:: SHORT PROBLEM ::
Find and copy each line of the records where the string "раны" shows up.
— Begin —
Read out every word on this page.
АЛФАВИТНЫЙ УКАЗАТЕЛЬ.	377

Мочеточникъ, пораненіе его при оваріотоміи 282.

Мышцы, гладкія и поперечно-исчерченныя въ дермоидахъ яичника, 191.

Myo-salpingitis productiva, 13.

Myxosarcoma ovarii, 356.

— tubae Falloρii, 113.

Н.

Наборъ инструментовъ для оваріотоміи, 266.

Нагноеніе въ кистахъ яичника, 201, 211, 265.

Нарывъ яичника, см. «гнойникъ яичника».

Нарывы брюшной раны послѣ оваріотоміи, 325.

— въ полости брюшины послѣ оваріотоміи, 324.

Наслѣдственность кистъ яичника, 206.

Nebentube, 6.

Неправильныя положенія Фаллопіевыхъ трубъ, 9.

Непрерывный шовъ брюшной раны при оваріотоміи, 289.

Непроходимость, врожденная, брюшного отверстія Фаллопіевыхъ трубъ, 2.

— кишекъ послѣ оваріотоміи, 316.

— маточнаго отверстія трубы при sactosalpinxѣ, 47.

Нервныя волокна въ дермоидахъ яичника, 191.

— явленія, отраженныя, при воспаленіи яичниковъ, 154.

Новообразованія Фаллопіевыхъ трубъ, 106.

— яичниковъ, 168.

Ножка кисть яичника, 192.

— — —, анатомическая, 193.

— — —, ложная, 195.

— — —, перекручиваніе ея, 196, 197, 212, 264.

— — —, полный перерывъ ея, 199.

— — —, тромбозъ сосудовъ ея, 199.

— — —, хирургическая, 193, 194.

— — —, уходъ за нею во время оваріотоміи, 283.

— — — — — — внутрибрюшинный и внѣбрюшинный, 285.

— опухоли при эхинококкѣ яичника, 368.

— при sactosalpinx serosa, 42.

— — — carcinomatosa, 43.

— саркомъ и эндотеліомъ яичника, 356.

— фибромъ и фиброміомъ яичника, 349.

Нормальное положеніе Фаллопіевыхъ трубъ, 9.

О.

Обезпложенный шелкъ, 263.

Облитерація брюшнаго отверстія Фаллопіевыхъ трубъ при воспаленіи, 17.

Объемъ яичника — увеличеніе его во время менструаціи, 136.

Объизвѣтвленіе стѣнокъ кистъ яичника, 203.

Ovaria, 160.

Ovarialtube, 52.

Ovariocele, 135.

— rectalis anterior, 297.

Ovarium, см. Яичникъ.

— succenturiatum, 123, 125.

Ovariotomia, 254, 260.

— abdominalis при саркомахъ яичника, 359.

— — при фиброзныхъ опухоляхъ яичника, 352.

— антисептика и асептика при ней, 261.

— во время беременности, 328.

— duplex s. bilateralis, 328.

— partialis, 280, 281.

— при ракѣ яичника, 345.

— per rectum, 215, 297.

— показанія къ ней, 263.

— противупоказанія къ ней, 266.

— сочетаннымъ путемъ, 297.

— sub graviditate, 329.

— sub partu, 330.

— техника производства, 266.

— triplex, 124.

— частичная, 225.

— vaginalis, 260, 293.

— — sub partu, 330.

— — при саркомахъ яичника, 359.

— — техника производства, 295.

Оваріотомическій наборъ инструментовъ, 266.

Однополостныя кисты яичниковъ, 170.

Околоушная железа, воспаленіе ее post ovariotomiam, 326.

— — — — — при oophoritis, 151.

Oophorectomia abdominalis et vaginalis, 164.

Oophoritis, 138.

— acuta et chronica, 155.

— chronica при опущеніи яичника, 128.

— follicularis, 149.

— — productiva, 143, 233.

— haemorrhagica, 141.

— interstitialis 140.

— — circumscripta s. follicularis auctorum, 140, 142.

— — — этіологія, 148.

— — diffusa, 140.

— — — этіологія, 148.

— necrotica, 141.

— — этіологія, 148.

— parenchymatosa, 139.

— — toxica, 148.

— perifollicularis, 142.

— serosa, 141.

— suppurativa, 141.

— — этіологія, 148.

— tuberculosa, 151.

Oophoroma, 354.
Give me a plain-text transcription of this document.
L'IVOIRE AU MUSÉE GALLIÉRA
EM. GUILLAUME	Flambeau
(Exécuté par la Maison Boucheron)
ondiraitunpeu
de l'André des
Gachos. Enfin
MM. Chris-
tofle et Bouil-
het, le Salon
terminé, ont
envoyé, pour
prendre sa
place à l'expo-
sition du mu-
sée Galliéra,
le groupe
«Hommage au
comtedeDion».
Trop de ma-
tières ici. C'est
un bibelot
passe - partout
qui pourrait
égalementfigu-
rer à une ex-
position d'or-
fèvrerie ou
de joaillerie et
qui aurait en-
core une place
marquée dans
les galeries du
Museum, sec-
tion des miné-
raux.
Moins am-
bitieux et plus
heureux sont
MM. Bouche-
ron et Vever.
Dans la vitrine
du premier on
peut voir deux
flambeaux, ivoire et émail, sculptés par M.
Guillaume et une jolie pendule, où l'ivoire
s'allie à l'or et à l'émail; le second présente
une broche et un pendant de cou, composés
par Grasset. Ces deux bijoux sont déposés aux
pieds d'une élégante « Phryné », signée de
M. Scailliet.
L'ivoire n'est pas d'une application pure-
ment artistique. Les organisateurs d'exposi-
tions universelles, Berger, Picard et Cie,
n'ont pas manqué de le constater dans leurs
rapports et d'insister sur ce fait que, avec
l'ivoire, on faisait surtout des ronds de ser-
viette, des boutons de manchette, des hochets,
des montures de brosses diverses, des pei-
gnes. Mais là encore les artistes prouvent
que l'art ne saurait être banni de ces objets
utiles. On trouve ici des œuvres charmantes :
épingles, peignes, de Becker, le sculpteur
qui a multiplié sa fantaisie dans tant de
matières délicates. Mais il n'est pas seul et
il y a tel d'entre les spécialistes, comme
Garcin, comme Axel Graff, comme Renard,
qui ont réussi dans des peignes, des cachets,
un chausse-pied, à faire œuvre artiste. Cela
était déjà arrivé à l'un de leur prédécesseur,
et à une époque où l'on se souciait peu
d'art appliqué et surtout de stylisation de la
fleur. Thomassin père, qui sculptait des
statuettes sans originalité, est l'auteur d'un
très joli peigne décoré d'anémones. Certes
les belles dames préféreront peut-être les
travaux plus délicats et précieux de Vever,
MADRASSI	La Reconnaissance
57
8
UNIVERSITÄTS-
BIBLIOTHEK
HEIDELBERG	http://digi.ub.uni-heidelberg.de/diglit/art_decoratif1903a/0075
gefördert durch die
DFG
— End —
:: FINAL RESULT ::
Нарывы брюшной раны послѣ оваріотоміи, 325.
Непрерывный шовъ брюшной раны при оваріотоміи, 289.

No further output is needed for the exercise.